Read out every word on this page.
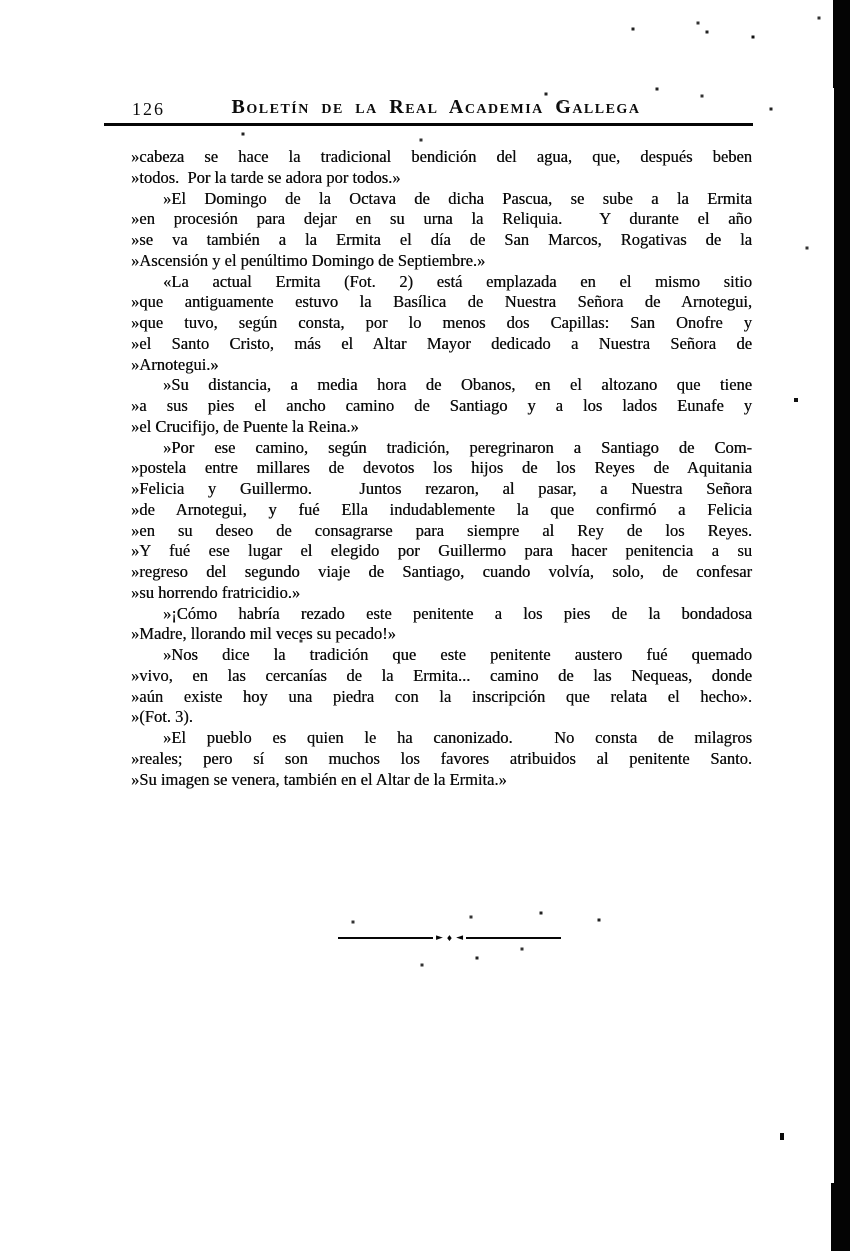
126	Boletín de la Real Academia Gallega
»cabeza se hace la tradicional bendición del agua, que, después beben
»todos.  Por la tarde se adora por todos.»
»El Domingo de la Octava de dicha Pascua, se sube a la Ermita
»en procesión para dejar en su urna la Reliquia.  Y durante el año
»se va también a la Ermita el día de San Marcos, Rogativas de la
»Ascensión y el penúltimo Domingo de Septiembre.»
«La actual Ermita (Fot. 2) está emplazada en el mismo sitio
»que antiguamente estuvo la Basílica de Nuestra Señora de Arnotegui,
»que tuvo, según consta, por lo menos dos Capillas: San Onofre y
»el Santo Cristo, más el Altar Mayor dedicado a Nuestra Señora de
»Arnotegui.»
»Su distancia, a media hora de Obanos, en el altozano que tiene
»a sus pies el ancho camino de Santiago y a los lados Eunafe y
»el Crucifijo, de Puente la Reina.»
»Por ese camino, según tradición, peregrinaron a Santiago de Com-
»postela entre millares de devotos los hijos de los Reyes de Aquitania
»Felicia y Guillermo.  Juntos rezaron, al pasar, a Nuestra Señora
»de Arnotegui, y fué Ella indudablemente la que confirmó a Felicia
»en su deseo de consagrarse para siempre al Rey de los Reyes.
»Y fué ese lugar el elegido por Guillermo para hacer penitencia a su
»regreso del segundo viaje de Santiago, cuando volvía, solo, de confesar
»su horrendo fratricidio.»
»¡Cómo habría rezado este penitente a los pies de la bondadosa
»Madre, llorando mil veces su pecado!»
»Nos dice la tradición que este penitente austero fué quemado
»vivo, en las cercanías de la Ermita... camino de las Nequeas, donde
»aún existe hoy una piedra con la inscripción que relata el hecho».
»(Fot. 3).
»El pueblo es quien le ha canonizado.  No consta de milagros
»reales; pero sí son muchos los favores atribuidos al penitente Santo.
»Su imagen se venera, también en el Altar de la Ermita.»
► ♦ ◄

→ **Your goal**:
Copy each line of the records that contains the word "este".

→ **Answer to this problem**:
»¡Cómo habría rezado este penitente a los pies de la bondadosa
»Nos dice la tradición que este penitente austero fué quemado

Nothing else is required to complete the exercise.